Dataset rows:

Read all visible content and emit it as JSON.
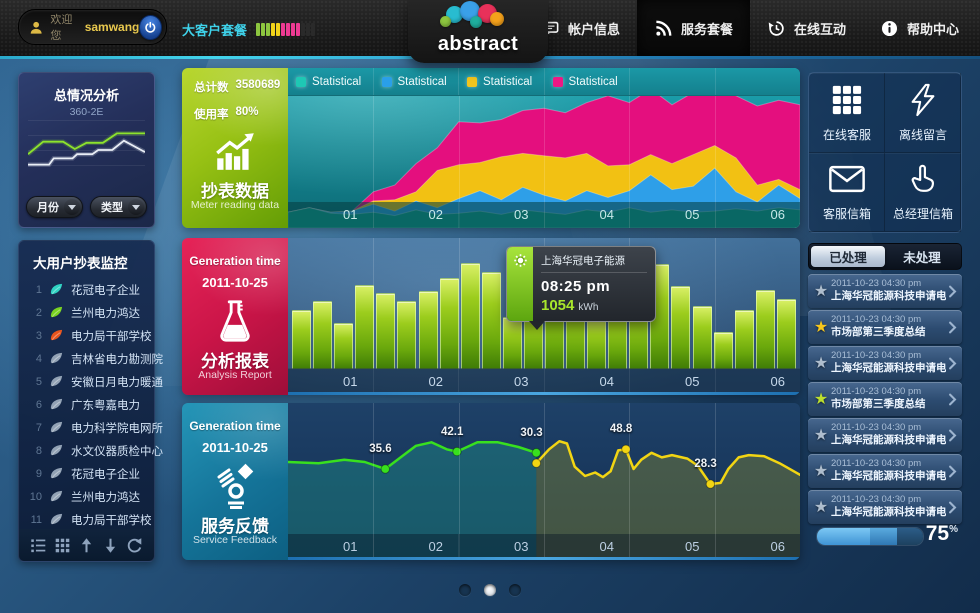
{
  "topbar": {
    "welcome": "欢迎您",
    "username": "samwang",
    "package_label": "大客户套餐",
    "meter_colors": [
      "#8dc63f",
      "#8dc63f",
      "#8dc63f",
      "#f2d41a",
      "#f2d41a",
      "#ee3a93",
      "#ee3a93",
      "#ee3a93",
      "#ee3a93",
      "#2a2a2a",
      "#2a2a2a",
      "#2a2a2a"
    ],
    "logo_text": "abstract",
    "nav": [
      {
        "label": "帐户信息",
        "icon": "message-icon",
        "active": false
      },
      {
        "label": "服务套餐",
        "icon": "rss-icon",
        "active": true
      },
      {
        "label": "在线互动",
        "icon": "history-icon",
        "active": false
      },
      {
        "label": "帮助中心",
        "icon": "info-icon",
        "active": false
      }
    ]
  },
  "left_sidebar": {
    "analysis_panel": {
      "title": "总情况分析",
      "subtitle": "360-2E",
      "month_dropdown": "月份",
      "type_dropdown": "类型"
    },
    "monitor_panel": {
      "title": "大用户抄表监控",
      "items": [
        {
          "num": "1",
          "label": "花冠电子企业",
          "icon_color": "#2fd3c3"
        },
        {
          "num": "2",
          "label": "兰州电力鸿达",
          "icon_color": "#79d321"
        },
        {
          "num": "3",
          "label": "电力局干部学校",
          "icon_color": "#e8541d"
        },
        {
          "num": "4",
          "label": "吉林省电力勘测院",
          "icon_color": "#92a2b5"
        },
        {
          "num": "5",
          "label": "安徽日月电力暖通",
          "icon_color": "#92a2b5"
        },
        {
          "num": "6",
          "label": "广东粤嘉电力",
          "icon_color": "#92a2b5"
        },
        {
          "num": "7",
          "label": "电力科学院电网所",
          "icon_color": "#92a2b5"
        },
        {
          "num": "8",
          "label": "水文仪器质检中心",
          "icon_color": "#92a2b5"
        },
        {
          "num": "9",
          "label": "花冠电子企业",
          "icon_color": "#92a2b5"
        },
        {
          "num": "10",
          "label": "兰州电力鸿达",
          "icon_color": "#92a2b5"
        },
        {
          "num": "11",
          "label": "电力局干部学校",
          "icon_color": "#92a2b5"
        }
      ],
      "toolbar_icons": [
        "list-view-icon",
        "grid-view-icon",
        "arrow-up-icon",
        "arrow-down-icon",
        "refresh-icon"
      ]
    }
  },
  "meter_card": {
    "total_label": "总计数",
    "total_value": "3580689",
    "usage_label": "使用率",
    "usage_value": "80%",
    "title_zh": "抄表数据",
    "title_en": "Meter reading data"
  },
  "analysis_card": {
    "time_label": "Generation time",
    "date": "2011-10-25",
    "title_zh": "分析报表",
    "title_en": "Analysis Report"
  },
  "feedback_card": {
    "time_label": "Generation time",
    "date": "2011-10-25",
    "title_zh": "服务反馈",
    "title_en": "Service Feedback"
  },
  "right_sidebar": {
    "quick_actions": [
      {
        "label": "在线客服",
        "icon": "keypad-icon"
      },
      {
        "label": "离线留言",
        "icon": "lightning-icon"
      },
      {
        "label": "客服信箱",
        "icon": "envelope-icon"
      },
      {
        "label": "总经理信箱",
        "icon": "hand-icon"
      }
    ],
    "tabs": [
      {
        "label": "已处理",
        "active": true
      },
      {
        "label": "未处理",
        "active": false
      }
    ],
    "messages": [
      {
        "date": "2011-10-23",
        "time": "04:30 pm",
        "title": "上海华冠能源科技申请电量",
        "star_color": "#aebdcd"
      },
      {
        "date": "2011-10-23",
        "time": "04:30 pm",
        "title": "市场部第三季度总结",
        "star_color": "#f7c61b"
      },
      {
        "date": "2011-10-23",
        "time": "04:30 pm",
        "title": "上海华冠能源科技申请电量",
        "star_color": "#aebdcd"
      },
      {
        "date": "2011-10-23",
        "time": "04:30 pm",
        "title": "市场部第三季度总结",
        "star_color": "#bcdf2e"
      },
      {
        "date": "2011-10-23",
        "time": "04:30 pm",
        "title": "上海华冠能源科技申请电量",
        "star_color": "#aebdcd"
      },
      {
        "date": "2011-10-23",
        "time": "04:30 pm",
        "title": "上海华冠能源科技申请电量",
        "star_color": "#aebdcd"
      },
      {
        "date": "2011-10-23",
        "time": "04:30 pm",
        "title": "上海华冠能源科技申请电量",
        "star_color": "#aebdcd"
      }
    ],
    "progress": {
      "value": "75",
      "unit": "%"
    }
  },
  "pagination": {
    "dots": 3,
    "active": 1
  },
  "chart_data": [
    {
      "id": "overview-mini-trend",
      "type": "line",
      "title": "总情况分析 360-2E",
      "legend_position": "none",
      "series": [
        {
          "name": "series-green",
          "color": "#8de32c",
          "points_pct": [
            [
              0,
              60
            ],
            [
              13,
              36
            ],
            [
              30,
              36
            ],
            [
              40,
              50
            ],
            [
              50,
              38
            ],
            [
              64,
              38
            ],
            [
              76,
              20
            ],
            [
              100,
              20
            ]
          ]
        },
        {
          "name": "series-white",
          "color": "#e9eef6",
          "points_pct": [
            [
              0,
              80
            ],
            [
              18,
              80
            ],
            [
              22,
              68
            ],
            [
              38,
              68
            ],
            [
              42,
              60
            ],
            [
              55,
              60
            ],
            [
              60,
              52
            ],
            [
              72,
              52
            ],
            [
              82,
              34
            ],
            [
              100,
              56
            ]
          ]
        }
      ]
    },
    {
      "id": "meter-reading-stacked-area",
      "type": "area",
      "stacked": true,
      "categories": [
        "01",
        "02",
        "03",
        "04",
        "05",
        "06"
      ],
      "legend": [
        {
          "label": "Statistical",
          "color": "#1ec8b4"
        },
        {
          "label": "Statistical",
          "color": "#2a9fe8"
        },
        {
          "label": "Statistical",
          "color": "#f2c51d"
        },
        {
          "label": "Statistical",
          "color": "#ee1884"
        }
      ],
      "series": [
        {
          "name": "Statistical-teal",
          "color": "#0fa093",
          "values": [
            14,
            18,
            13,
            12,
            14,
            11,
            16,
            12,
            13,
            15,
            12,
            16,
            14,
            12,
            16,
            14,
            18,
            14,
            16,
            14,
            15,
            17,
            15,
            18,
            16
          ]
        },
        {
          "name": "Statistical-blue",
          "color": "#2e9fe8",
          "values": [
            0,
            0,
            1,
            3,
            7,
            4,
            8,
            6,
            13,
            18,
            13,
            20,
            15,
            12,
            17,
            13,
            15,
            33,
            18,
            23,
            38,
            15,
            8,
            20,
            10
          ]
        },
        {
          "name": "Statistical-yellow",
          "color": "#f2c113",
          "values": [
            0,
            0,
            0,
            0,
            3,
            10,
            8,
            33,
            30,
            25,
            38,
            30,
            35,
            38,
            33,
            28,
            23,
            18,
            23,
            28,
            20,
            30,
            15,
            5,
            8
          ]
        },
        {
          "name": "Statistical-pink",
          "color": "#e40f7e",
          "values": [
            0,
            0,
            0,
            0,
            8,
            13,
            25,
            20,
            38,
            35,
            33,
            38,
            42,
            40,
            45,
            62,
            55,
            58,
            52,
            55,
            50,
            55,
            70,
            70,
            75
          ]
        }
      ]
    },
    {
      "id": "analysis-report-bars",
      "type": "bar",
      "categories": [
        "01",
        "02",
        "03",
        "04",
        "05",
        "06"
      ],
      "bar_color": "#9ccd1d",
      "values": [
        55,
        64,
        43,
        79,
        71,
        64,
        73,
        86,
        100,
        91,
        49,
        59,
        78,
        68,
        49,
        62,
        68,
        99,
        78,
        59,
        34,
        55,
        74,
        66
      ],
      "highlight": {
        "title": "上海华冠电子能源",
        "time": "08:25 pm",
        "value": "1054",
        "unit": "kWh"
      }
    },
    {
      "id": "service-feedback-lines",
      "type": "line",
      "categories": [
        "01",
        "02",
        "03",
        "04",
        "05",
        "06"
      ],
      "series": [
        {
          "name": "first-half-green",
          "color": "#38e01e",
          "fill": "rgba(32,148,138,0.42)",
          "points_pct": [
            [
              0,
              44
            ],
            [
              6,
              45
            ],
            [
              11,
              42
            ],
            [
              15,
              44
            ],
            [
              17,
              47
            ],
            [
              19,
              50
            ],
            [
              22,
              40
            ],
            [
              25,
              30
            ],
            [
              28,
              27
            ],
            [
              31,
              33
            ],
            [
              33,
              35
            ],
            [
              37,
              27
            ],
            [
              41,
              27
            ],
            [
              45,
              31
            ],
            [
              48.5,
              36
            ]
          ]
        },
        {
          "name": "second-half-yellow",
          "color": "#f2d513",
          "fill": "rgba(150,150,42,0.36)",
          "points_pct": [
            [
              48.5,
              45
            ],
            [
              51,
              33
            ],
            [
              53,
              26
            ],
            [
              54.5,
              28
            ],
            [
              56,
              48
            ],
            [
              58,
              56
            ],
            [
              60,
              53
            ],
            [
              61.5,
              57
            ],
            [
              63,
              52
            ],
            [
              64.5,
              34
            ],
            [
              66,
              33
            ],
            [
              67.5,
              50
            ],
            [
              69,
              42
            ],
            [
              71,
              36
            ],
            [
              73,
              40
            ],
            [
              75,
              38
            ],
            [
              78,
              41
            ],
            [
              80,
              47
            ],
            [
              82.5,
              63
            ],
            [
              84.5,
              62
            ],
            [
              86,
              50
            ],
            [
              88,
              40
            ],
            [
              90,
              38
            ],
            [
              93,
              39
            ],
            [
              96,
              45
            ],
            [
              100,
              55
            ]
          ]
        }
      ],
      "point_labels": [
        {
          "text": "35.6",
          "x": 19,
          "y": 50,
          "series": 0
        },
        {
          "text": "42.1",
          "x": 33,
          "y": 35,
          "series": 0
        },
        {
          "text": "30.3",
          "x": 48.5,
          "y": 36,
          "series": 0
        },
        {
          "text": "48.8",
          "x": 66,
          "y": 33,
          "series": 1
        },
        {
          "text": "28.3",
          "x": 82.5,
          "y": 63,
          "series": 1
        }
      ]
    }
  ]
}
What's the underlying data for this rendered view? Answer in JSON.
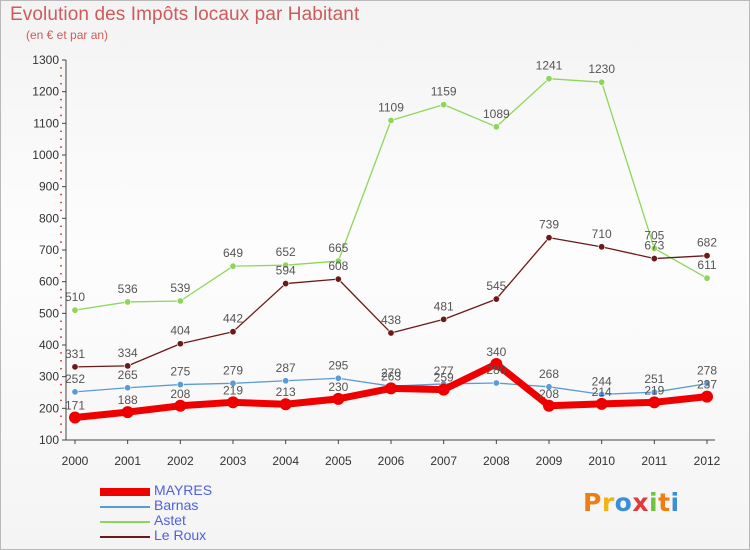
{
  "header": {
    "title": "Evolution des Impôts locaux par Habitant",
    "subtitle": "(en € et par an)"
  },
  "chart_data": {
    "type": "line",
    "title": "Evolution des Impôts locaux par Habitant",
    "subtitle": "(en € et par an)",
    "xlabel": "",
    "ylabel": "",
    "x": [
      "2000",
      "2001",
      "2002",
      "2003",
      "2004",
      "2005",
      "2006",
      "2007",
      "2008",
      "2009",
      "2010",
      "2011",
      "2012"
    ],
    "ylim": [
      100,
      1300
    ],
    "yticks": [
      100,
      200,
      300,
      400,
      500,
      600,
      700,
      800,
      900,
      1000,
      1100,
      1200,
      1300
    ],
    "grid": false,
    "legend_position": "bottom-left",
    "series": [
      {
        "name": "MAYRES",
        "color": "#ee0000",
        "values": [
          171,
          188,
          208,
          219,
          213,
          230,
          263,
          259,
          340,
          208,
          214,
          219,
          237
        ]
      },
      {
        "name": "Barnas",
        "color": "#5b9bd5",
        "values": [
          252,
          265,
          275,
          279,
          287,
          295,
          270,
          277,
          280,
          268,
          244,
          251,
          278
        ]
      },
      {
        "name": "Astet",
        "color": "#8ed65a",
        "values": [
          510,
          536,
          539,
          649,
          652,
          665,
          1109,
          1159,
          1089,
          1241,
          1230,
          705,
          611
        ]
      },
      {
        "name": "Le Roux",
        "color": "#6b1a1a",
        "values": [
          331,
          334,
          404,
          442,
          594,
          608,
          438,
          481,
          545,
          739,
          710,
          673,
          682
        ]
      }
    ]
  },
  "branding": {
    "logo_letters": [
      {
        "char": "P",
        "color": "#f07d14"
      },
      {
        "char": "r",
        "color": "#f0b414"
      },
      {
        "char": "o",
        "color": "#3a8fd6"
      },
      {
        "char": "x",
        "color": "#e23a3a"
      },
      {
        "char": "i",
        "color": "#6ec23c"
      },
      {
        "char": "t",
        "color": "#f07d14"
      },
      {
        "char": "i",
        "color": "#3a8fd6"
      }
    ]
  }
}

Stated problem ▸ Scan the material line by line and report each one that contains "subtitle".

Right answer ▸
      "subtitle": "360-2E",
    "subtitle": "(en € et par an)"
    "subtitle": "(en € et par an)",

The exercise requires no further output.